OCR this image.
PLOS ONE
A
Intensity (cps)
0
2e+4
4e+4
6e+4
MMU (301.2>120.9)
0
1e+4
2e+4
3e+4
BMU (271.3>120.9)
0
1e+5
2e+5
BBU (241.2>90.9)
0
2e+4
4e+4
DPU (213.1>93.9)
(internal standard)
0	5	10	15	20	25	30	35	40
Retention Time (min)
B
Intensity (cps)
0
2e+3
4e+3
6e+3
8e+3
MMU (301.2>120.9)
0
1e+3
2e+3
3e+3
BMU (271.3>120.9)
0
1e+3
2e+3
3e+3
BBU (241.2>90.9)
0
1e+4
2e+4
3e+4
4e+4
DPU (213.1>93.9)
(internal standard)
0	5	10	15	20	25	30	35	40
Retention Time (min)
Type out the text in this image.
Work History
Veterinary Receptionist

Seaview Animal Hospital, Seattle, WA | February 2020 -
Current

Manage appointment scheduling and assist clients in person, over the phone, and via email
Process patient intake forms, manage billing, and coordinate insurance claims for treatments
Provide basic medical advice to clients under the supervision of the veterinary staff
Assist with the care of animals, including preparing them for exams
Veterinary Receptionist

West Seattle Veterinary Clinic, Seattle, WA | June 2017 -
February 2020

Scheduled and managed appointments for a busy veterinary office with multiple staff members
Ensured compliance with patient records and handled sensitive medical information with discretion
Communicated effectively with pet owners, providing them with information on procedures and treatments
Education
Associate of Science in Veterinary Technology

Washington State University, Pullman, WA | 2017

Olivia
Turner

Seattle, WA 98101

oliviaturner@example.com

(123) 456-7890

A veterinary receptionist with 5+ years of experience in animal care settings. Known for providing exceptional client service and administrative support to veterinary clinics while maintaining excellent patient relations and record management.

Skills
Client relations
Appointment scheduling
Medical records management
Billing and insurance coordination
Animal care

Task to carry out: Please restate the records in full, word for word.

Written solution:
OCR this image.
PLOS ONE
A
Intensity (cps)
0
2e+4
4e+4
6e+4
MMU (301.2>120.9)
0
1e+4
2e+4
3e+4
BMU (271.3>120.9)
0
1e+5
2e+5
BBU (241.2>90.9)
0
2e+4
4e+4
DPU (213.1>93.9)
(internal standard)
0	5	10	15	20	25	30	35	40
Retention Time (min)
B
Intensity (cps)
0
2e+3
4e+3
6e+3
8e+3
MMU (301.2>120.9)
0
1e+3
2e+3
3e+3
BMU (271.3>120.9)
0
1e+3
2e+3
3e+3
BBU (241.2>90.9)
0
1e+4
2e+4
3e+4
4e+4
DPU (213.1>93.9)
(internal standard)
0	5	10	15	20	25	30	35	40
Retention Time (min)
Type out the text in this image.
Work History
Veterinary Receptionist

Seaview Animal Hospital, Seattle, WA | February 2020 -
Current

Manage appointment scheduling and assist clients in person, over the phone, and via email
Process patient intake forms, manage billing, and coordinate insurance claims for treatments
Provide basic medical advice to clients under the supervision of the veterinary staff
Assist with the care of animals, including preparing them for exams
Veterinary Receptionist

West Seattle Veterinary Clinic, Seattle, WA | June 2017 -
February 2020

Scheduled and managed appointments for a busy veterinary office with multiple staff members
Ensured compliance with patient records and handled sensitive medical information with discretion
Communicated effectively with pet owners, providing them with information on procedures and treatments
Education
Associate of Science in Veterinary Technology

Washington State University, Pullman, WA | 2017

Olivia
Turner

Seattle, WA 98101

oliviaturner@example.com

(123) 456-7890

A veterinary receptionist with 5+ years of experience in animal care settings. Known for providing exceptional client service and administrative support to veterinary clinics while maintaining excellent patient relations and record management.

Skills
Client relations
Appointment scheduling
Medical records management
Billing and insurance coordination
Animal care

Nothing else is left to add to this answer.